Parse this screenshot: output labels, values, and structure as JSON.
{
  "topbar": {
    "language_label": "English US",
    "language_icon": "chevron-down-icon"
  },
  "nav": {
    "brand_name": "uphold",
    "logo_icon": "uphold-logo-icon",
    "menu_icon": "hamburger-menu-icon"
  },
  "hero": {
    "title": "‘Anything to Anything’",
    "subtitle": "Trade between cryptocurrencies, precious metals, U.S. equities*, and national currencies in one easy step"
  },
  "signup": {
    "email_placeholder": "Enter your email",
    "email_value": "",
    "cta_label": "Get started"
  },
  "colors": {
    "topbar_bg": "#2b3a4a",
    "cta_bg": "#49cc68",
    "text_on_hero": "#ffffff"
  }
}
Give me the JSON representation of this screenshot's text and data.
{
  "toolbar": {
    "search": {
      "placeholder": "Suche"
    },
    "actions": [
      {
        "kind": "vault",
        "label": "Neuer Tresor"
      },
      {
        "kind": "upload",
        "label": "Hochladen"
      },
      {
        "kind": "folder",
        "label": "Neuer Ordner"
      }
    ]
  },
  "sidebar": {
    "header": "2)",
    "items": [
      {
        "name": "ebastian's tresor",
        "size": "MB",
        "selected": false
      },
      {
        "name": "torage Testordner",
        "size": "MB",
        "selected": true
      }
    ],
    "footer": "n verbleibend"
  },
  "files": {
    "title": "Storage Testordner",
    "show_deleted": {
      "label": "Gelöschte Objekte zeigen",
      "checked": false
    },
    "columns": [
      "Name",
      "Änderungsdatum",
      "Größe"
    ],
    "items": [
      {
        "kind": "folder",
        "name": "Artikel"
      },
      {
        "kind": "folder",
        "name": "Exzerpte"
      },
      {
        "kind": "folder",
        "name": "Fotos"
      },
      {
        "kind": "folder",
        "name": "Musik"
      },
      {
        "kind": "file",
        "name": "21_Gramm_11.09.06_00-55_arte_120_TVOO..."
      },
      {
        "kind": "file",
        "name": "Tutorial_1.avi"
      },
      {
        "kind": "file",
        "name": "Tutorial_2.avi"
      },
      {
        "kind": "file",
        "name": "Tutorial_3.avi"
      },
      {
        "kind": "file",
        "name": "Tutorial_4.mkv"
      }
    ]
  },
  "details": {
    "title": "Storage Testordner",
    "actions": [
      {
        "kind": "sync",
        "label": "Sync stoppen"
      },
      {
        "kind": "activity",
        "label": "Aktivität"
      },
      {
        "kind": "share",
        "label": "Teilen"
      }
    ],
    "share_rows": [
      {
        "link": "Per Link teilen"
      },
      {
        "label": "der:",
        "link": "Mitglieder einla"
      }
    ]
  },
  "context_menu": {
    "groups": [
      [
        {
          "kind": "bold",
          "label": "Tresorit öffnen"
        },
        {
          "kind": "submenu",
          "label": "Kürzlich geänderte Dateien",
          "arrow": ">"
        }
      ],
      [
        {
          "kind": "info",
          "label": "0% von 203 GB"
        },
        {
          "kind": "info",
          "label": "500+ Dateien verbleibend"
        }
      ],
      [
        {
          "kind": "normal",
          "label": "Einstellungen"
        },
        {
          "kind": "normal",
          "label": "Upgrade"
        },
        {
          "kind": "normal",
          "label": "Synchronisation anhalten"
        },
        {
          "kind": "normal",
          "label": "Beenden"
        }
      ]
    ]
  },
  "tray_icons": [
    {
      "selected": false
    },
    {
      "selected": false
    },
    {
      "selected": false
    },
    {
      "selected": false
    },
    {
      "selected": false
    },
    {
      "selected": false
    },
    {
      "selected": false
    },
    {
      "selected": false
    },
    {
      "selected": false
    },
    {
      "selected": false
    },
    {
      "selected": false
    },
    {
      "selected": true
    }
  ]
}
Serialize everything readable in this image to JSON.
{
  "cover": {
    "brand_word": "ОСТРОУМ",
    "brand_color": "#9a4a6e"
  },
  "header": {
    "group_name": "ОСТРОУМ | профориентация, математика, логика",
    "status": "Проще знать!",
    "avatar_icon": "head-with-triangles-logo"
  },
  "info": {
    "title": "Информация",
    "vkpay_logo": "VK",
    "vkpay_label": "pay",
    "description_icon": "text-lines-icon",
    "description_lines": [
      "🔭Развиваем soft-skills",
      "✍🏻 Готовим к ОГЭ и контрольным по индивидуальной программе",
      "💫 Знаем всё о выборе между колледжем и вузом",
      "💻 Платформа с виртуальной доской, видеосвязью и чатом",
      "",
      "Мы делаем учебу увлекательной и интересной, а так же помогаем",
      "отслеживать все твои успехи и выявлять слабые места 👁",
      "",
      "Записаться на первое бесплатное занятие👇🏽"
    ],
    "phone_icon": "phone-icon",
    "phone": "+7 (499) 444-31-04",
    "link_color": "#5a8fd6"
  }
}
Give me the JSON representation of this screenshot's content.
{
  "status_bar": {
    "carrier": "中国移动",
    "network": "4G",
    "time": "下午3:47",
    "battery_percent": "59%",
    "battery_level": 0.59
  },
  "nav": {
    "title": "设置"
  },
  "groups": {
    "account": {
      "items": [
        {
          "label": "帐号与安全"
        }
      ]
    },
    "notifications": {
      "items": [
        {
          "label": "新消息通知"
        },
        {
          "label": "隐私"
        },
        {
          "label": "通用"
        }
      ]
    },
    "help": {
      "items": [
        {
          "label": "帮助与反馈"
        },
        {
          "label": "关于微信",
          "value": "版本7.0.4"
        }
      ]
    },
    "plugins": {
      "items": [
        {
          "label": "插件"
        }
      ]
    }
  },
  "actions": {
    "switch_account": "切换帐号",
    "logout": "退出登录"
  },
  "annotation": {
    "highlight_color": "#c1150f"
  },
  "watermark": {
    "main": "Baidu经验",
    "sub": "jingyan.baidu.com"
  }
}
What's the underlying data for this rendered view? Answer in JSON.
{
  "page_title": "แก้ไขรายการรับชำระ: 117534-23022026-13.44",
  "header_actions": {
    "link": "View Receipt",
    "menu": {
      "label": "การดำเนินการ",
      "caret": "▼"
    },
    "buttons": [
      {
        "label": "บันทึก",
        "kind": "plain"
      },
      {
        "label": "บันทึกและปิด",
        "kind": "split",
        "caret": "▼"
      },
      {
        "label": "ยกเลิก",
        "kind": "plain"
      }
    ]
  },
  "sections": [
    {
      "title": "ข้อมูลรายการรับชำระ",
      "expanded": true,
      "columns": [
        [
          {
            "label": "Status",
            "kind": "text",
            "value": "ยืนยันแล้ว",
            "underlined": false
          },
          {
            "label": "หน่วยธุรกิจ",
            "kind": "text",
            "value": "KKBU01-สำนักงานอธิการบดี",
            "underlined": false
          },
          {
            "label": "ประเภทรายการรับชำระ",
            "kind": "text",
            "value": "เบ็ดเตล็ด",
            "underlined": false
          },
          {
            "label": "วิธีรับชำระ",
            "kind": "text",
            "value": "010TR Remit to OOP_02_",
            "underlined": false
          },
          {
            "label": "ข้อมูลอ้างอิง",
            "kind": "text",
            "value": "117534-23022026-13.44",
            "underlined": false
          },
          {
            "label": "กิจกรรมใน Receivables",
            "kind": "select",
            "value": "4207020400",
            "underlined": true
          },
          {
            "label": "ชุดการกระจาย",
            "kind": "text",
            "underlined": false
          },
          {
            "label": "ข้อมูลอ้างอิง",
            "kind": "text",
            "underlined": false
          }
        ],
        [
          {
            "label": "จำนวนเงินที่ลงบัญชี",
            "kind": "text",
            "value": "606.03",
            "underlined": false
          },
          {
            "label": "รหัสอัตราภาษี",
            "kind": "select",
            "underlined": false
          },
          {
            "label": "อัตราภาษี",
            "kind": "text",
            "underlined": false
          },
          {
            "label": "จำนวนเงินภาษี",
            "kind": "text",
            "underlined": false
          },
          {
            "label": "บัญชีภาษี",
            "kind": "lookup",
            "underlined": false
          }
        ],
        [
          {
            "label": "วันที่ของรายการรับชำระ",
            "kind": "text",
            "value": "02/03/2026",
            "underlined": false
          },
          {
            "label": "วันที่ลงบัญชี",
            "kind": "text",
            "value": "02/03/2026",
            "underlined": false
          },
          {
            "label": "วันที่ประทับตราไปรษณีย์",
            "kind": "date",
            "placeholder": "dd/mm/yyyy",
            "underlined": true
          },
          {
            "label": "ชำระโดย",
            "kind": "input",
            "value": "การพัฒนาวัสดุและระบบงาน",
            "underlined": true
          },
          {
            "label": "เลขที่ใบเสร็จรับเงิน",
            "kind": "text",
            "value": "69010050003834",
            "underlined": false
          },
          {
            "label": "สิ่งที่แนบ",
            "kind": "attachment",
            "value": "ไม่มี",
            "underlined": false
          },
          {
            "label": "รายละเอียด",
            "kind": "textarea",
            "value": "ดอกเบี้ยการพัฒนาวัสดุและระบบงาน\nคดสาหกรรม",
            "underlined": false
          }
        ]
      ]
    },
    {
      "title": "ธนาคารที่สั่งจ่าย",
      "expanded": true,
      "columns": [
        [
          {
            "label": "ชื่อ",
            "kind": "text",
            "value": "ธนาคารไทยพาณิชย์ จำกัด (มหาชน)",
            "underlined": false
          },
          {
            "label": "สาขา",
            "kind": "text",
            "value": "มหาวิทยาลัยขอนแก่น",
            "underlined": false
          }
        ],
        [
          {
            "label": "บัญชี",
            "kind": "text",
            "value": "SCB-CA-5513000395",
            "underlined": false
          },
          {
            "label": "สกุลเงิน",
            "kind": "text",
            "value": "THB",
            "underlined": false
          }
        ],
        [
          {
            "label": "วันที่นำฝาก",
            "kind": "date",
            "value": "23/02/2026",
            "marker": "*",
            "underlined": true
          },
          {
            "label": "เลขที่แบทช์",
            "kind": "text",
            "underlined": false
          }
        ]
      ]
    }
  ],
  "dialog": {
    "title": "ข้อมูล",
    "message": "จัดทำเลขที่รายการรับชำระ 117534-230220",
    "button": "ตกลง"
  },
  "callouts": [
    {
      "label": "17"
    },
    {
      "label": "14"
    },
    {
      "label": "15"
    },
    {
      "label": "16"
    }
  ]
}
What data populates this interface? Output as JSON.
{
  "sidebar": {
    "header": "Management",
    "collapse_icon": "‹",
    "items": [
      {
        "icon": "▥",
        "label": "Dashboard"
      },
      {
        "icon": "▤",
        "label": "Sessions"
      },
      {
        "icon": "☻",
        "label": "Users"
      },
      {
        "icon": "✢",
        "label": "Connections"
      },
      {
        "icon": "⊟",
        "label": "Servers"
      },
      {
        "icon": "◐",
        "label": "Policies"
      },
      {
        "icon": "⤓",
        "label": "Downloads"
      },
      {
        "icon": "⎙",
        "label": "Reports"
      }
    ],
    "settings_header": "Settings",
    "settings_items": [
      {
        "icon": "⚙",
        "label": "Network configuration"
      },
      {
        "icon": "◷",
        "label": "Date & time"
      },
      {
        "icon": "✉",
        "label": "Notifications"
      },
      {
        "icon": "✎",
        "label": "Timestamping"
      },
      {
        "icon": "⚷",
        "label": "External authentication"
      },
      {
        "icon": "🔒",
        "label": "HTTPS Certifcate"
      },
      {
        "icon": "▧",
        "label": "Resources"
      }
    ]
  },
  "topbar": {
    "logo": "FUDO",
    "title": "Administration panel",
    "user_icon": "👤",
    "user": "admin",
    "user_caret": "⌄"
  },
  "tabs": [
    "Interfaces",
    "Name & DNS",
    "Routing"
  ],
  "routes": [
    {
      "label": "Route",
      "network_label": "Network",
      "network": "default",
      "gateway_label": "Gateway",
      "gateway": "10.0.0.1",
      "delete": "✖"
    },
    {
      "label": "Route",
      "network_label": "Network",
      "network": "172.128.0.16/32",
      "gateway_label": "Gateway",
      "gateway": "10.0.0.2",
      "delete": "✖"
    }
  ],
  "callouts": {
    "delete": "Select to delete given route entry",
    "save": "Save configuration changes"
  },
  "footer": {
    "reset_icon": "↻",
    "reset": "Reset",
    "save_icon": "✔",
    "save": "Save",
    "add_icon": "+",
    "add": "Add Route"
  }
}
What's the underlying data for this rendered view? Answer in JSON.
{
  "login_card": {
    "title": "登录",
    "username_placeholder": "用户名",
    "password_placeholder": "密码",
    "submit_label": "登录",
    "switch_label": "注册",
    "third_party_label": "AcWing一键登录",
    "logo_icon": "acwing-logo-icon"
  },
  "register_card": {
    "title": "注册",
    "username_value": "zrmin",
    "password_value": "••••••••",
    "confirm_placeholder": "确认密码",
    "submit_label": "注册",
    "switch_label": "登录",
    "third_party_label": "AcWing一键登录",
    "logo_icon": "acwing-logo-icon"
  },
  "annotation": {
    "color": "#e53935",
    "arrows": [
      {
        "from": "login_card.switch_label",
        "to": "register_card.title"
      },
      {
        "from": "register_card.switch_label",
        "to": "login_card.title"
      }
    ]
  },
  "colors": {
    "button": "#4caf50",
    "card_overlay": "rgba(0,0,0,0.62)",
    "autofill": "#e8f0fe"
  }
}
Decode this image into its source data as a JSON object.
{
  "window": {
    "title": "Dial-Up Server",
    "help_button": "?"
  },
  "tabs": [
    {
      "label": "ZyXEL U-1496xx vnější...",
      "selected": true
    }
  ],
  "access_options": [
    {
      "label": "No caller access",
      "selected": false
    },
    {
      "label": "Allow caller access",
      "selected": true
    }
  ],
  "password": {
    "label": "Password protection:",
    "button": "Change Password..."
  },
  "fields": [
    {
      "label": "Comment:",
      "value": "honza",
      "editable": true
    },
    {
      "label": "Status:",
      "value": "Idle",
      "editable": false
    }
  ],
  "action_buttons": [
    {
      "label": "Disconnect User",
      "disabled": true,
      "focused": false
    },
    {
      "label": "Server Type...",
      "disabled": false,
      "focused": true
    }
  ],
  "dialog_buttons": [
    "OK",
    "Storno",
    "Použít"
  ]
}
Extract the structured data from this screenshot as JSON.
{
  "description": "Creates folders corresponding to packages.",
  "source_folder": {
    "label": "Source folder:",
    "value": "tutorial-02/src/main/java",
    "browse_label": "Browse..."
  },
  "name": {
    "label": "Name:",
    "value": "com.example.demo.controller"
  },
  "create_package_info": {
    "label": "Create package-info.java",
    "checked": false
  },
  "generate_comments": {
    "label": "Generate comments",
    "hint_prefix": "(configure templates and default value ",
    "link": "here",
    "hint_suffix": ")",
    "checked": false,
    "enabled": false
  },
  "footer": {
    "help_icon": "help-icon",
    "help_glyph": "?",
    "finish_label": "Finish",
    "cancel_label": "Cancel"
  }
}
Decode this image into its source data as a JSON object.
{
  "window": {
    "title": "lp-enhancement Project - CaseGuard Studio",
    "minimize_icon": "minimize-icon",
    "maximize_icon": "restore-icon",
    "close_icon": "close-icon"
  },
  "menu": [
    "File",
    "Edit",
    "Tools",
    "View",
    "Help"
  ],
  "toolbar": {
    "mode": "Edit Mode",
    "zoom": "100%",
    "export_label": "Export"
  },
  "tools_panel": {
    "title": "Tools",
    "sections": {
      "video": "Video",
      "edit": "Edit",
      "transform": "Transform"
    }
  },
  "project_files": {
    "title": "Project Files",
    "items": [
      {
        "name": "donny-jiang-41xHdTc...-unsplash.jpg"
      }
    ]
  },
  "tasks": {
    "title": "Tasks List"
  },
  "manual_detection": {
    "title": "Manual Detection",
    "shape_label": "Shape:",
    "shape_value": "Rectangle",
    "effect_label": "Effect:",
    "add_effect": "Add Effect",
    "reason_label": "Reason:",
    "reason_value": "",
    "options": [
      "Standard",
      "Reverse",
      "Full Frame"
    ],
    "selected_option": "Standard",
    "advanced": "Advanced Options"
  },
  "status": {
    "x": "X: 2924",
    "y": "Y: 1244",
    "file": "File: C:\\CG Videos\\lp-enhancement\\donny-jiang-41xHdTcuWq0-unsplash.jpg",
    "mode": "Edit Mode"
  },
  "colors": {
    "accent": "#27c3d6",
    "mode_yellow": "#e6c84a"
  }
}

========================================================================

Exercise aim = Filter the records above for "ฒนาว" and copy every matching line.

Result of the task =
            "value": "การพัฒนาวัสดุและระบบงาน",
            "value": "ดอกเบี้ยการพัฒนาวัสดุและระบบงาน\nคดสาหกรรม",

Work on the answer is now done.